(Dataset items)
_ _ _ _
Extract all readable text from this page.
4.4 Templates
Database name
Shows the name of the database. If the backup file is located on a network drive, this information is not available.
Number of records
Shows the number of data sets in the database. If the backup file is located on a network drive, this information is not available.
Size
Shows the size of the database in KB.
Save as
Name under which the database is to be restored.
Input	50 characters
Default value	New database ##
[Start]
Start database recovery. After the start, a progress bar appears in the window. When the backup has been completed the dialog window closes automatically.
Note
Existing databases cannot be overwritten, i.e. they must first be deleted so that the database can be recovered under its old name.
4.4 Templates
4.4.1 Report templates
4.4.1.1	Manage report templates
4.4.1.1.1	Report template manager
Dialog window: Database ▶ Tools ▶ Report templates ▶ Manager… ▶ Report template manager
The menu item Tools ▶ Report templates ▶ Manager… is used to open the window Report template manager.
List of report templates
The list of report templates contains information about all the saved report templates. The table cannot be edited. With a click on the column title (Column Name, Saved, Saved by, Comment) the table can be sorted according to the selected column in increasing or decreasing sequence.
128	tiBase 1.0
_ _ _ _
Reproduce the data in its entirety, matching each character.

Extract all readable text from this page.
4.4 Templates
Database name
Shows the name of the database. If the backup file is located on a network drive, this information is not available.
Number of records
Shows the number of data sets in the database. If the backup file is located on a network drive, this information is not available.
Size
Shows the size of the database in KB.
Save as
Name under which the database is to be restored.
Input	50 characters
Default value	New database ##
[Start]
Start database recovery. After the start, a progress bar appears in the window. When the backup has been completed the dialog window closes automatically.
Note
Existing databases cannot be overwritten, i.e. they must first be deleted so that the database can be recovered under its old name.
4.4 Templates
4.4.1 Report templates
4.4.1.1	Manage report templates
4.4.1.1.1	Report template manager
Dialog window: Database ▶ Tools ▶ Report templates ▶ Manager… ▶ Report template manager
The menu item Tools ▶ Report templates ▶ Manager… is used to open the window Report template manager.
List of report templates
The list of report templates contains information about all the saved report templates. The table cannot be edited. With a click on the column title (Column Name, Saved, Saved by, Comment) the table can be sorted according to the selected column in increasing or decreasing sequence.
128	tiBase 1.0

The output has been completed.